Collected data
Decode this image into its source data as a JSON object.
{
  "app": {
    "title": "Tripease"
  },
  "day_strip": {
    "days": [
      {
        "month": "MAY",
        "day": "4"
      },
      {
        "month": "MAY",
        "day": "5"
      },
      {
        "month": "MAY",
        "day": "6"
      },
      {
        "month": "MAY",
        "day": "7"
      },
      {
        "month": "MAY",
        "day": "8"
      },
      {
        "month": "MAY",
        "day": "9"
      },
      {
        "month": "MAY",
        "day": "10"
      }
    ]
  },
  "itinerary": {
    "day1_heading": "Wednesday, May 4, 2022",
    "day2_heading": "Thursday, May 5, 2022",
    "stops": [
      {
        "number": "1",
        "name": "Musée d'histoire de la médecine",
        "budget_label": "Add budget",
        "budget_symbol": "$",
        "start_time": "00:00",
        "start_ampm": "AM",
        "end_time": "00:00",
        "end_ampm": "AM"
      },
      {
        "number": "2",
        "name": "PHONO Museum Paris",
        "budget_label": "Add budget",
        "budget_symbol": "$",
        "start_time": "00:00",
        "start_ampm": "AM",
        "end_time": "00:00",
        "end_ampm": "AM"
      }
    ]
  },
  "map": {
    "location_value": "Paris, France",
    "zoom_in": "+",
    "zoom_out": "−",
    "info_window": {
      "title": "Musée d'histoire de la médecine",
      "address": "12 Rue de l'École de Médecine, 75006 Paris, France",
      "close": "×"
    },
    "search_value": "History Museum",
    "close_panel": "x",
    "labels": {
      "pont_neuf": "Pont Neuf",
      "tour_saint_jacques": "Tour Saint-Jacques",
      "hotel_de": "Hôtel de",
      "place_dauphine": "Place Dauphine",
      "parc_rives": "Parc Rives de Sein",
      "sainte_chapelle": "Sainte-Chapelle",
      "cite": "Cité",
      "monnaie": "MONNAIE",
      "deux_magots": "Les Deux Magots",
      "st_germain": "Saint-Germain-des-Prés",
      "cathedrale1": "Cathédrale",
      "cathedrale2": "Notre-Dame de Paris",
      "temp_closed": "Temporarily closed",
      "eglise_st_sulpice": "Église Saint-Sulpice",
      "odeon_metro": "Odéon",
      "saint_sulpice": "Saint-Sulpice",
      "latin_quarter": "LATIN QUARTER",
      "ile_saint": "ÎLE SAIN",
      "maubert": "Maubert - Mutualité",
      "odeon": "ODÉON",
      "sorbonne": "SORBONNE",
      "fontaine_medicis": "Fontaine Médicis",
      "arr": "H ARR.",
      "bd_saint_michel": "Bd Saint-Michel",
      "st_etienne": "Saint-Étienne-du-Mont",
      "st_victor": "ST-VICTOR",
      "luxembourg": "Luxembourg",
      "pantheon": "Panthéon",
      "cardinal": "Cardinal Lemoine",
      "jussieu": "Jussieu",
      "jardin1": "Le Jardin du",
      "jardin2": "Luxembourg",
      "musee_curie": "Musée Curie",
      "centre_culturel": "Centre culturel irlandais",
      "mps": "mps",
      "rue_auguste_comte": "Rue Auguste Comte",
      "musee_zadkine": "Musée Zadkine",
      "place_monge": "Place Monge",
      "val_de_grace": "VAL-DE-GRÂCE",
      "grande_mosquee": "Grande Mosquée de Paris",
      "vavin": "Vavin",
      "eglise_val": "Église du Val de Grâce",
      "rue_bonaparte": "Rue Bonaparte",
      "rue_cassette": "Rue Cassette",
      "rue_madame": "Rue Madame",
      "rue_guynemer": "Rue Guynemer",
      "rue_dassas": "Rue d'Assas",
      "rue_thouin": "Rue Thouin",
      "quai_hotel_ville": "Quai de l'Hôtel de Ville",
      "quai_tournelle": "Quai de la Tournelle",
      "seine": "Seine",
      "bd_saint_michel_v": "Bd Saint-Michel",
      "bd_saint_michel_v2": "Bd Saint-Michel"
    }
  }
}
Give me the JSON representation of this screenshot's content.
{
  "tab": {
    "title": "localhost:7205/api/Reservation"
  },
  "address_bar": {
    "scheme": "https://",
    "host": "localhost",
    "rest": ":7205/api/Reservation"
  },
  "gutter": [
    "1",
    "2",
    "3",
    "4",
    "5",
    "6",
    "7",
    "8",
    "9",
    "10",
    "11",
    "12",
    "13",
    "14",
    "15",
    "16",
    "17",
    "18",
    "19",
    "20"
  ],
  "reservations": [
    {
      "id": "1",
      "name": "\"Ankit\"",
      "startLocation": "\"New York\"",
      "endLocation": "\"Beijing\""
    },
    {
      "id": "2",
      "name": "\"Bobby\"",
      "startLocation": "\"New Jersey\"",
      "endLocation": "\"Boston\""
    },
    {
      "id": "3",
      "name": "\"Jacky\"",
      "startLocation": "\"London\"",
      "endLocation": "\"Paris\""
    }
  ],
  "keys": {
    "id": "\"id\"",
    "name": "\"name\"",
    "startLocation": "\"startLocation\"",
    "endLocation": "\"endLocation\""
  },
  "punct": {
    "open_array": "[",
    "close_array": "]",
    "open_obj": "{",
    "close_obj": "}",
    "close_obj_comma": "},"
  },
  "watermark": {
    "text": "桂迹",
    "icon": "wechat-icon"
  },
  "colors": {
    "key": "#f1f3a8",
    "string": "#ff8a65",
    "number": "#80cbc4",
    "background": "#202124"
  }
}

Written problem: From the first line to the last, please quote the material above exactly.

Full response:
Decode this image into its source data as a JSON object.
{
  "app": {
    "title": "Tripease"
  },
  "day_strip": {
    "days": [
      {
        "month": "MAY",
        "day": "4"
      },
      {
        "month": "MAY",
        "day": "5"
      },
      {
        "month": "MAY",
        "day": "6"
      },
      {
        "month": "MAY",
        "day": "7"
      },
      {
        "month": "MAY",
        "day": "8"
      },
      {
        "month": "MAY",
        "day": "9"
      },
      {
        "month": "MAY",
        "day": "10"
      }
    ]
  },
  "itinerary": {
    "day1_heading": "Wednesday, May 4, 2022",
    "day2_heading": "Thursday, May 5, 2022",
    "stops": [
      {
        "number": "1",
        "name": "Musée d'histoire de la médecine",
        "budget_label": "Add budget",
        "budget_symbol": "$",
        "start_time": "00:00",
        "start_ampm": "AM",
        "end_time": "00:00",
        "end_ampm": "AM"
      },
      {
        "number": "2",
        "name": "PHONO Museum Paris",
        "budget_label": "Add budget",
        "budget_symbol": "$",
        "start_time": "00:00",
        "start_ampm": "AM",
        "end_time": "00:00",
        "end_ampm": "AM"
      }
    ]
  },
  "map": {
    "location_value": "Paris, France",
    "zoom_in": "+",
    "zoom_out": "−",
    "info_window": {
      "title": "Musée d'histoire de la médecine",
      "address": "12 Rue de l'École de Médecine, 75006 Paris, France",
      "close": "×"
    },
    "search_value": "History Museum",
    "close_panel": "x",
    "labels": {
      "pont_neuf": "Pont Neuf",
      "tour_saint_jacques": "Tour Saint-Jacques",
      "hotel_de": "Hôtel de",
      "place_dauphine": "Place Dauphine",
      "parc_rives": "Parc Rives de Sein",
      "sainte_chapelle": "Sainte-Chapelle",
      "cite": "Cité",
      "monnaie": "MONNAIE",
      "deux_magots": "Les Deux Magots",
      "st_germain": "Saint-Germain-des-Prés",
      "cathedrale1": "Cathédrale",
      "cathedrale2": "Notre-Dame de Paris",
      "temp_closed": "Temporarily closed",
      "eglise_st_sulpice": "Église Saint-Sulpice",
      "odeon_metro": "Odéon",
      "saint_sulpice": "Saint-Sulpice",
      "latin_quarter": "LATIN QUARTER",
      "ile_saint": "ÎLE SAIN",
      "maubert": "Maubert - Mutualité",
      "odeon": "ODÉON",
      "sorbonne": "SORBONNE",
      "fontaine_medicis": "Fontaine Médicis",
      "arr": "H ARR.",
      "bd_saint_michel": "Bd Saint-Michel",
      "st_etienne": "Saint-Étienne-du-Mont",
      "st_victor": "ST-VICTOR",
      "luxembourg": "Luxembourg",
      "pantheon": "Panthéon",
      "cardinal": "Cardinal Lemoine",
      "jussieu": "Jussieu",
      "jardin1": "Le Jardin du",
      "jardin2": "Luxembourg",
      "musee_curie": "Musée Curie",
      "centre_culturel": "Centre culturel irlandais",
      "mps": "mps",
      "rue_auguste_comte": "Rue Auguste Comte",
      "musee_zadkine": "Musée Zadkine",
      "place_monge": "Place Monge",
      "val_de_grace": "VAL-DE-GRÂCE",
      "grande_mosquee": "Grande Mosquée de Paris",
      "vavin": "Vavin",
      "eglise_val": "Église du Val de Grâce",
      "rue_bonaparte": "Rue Bonaparte",
      "rue_cassette": "Rue Cassette",
      "rue_madame": "Rue Madame",
      "rue_guynemer": "Rue Guynemer",
      "rue_dassas": "Rue d'Assas",
      "rue_thouin": "Rue Thouin",
      "quai_hotel_ville": "Quai de l'Hôtel de Ville",
      "quai_tournelle": "Quai de la Tournelle",
      "seine": "Seine",
      "bd_saint_michel_v": "Bd Saint-Michel",
      "bd_saint_michel_v2": "Bd Saint-Michel"
    }
  }
}
Give me the JSON representation of this screenshot's content.
{
  "tab": {
    "title": "localhost:7205/api/Reservation"
  },
  "address_bar": {
    "scheme": "https://",
    "host": "localhost",
    "rest": ":7205/api/Reservation"
  },
  "gutter": [
    "1",
    "2",
    "3",
    "4",
    "5",
    "6",
    "7",
    "8",
    "9",
    "10",
    "11",
    "12",
    "13",
    "14",
    "15",
    "16",
    "17",
    "18",
    "19",
    "20"
  ],
  "reservations": [
    {
      "id": "1",
      "name": "\"Ankit\"",
      "startLocation": "\"New York\"",
      "endLocation": "\"Beijing\""
    },
    {
      "id": "2",
      "name": "\"Bobby\"",
      "startLocation": "\"New Jersey\"",
      "endLocation": "\"Boston\""
    },
    {
      "id": "3",
      "name": "\"Jacky\"",
      "startLocation": "\"London\"",
      "endLocation": "\"Paris\""
    }
  ],
  "keys": {
    "id": "\"id\"",
    "name": "\"name\"",
    "startLocation": "\"startLocation\"",
    "endLocation": "\"endLocation\""
  },
  "punct": {
    "open_array": "[",
    "close_array": "]",
    "open_obj": "{",
    "close_obj": "}",
    "close_obj_comma": "},"
  },
  "watermark": {
    "text": "桂迹",
    "icon": "wechat-icon"
  },
  "colors": {
    "key": "#f1f3a8",
    "string": "#ff8a65",
    "number": "#80cbc4",
    "background": "#202124"
  }
}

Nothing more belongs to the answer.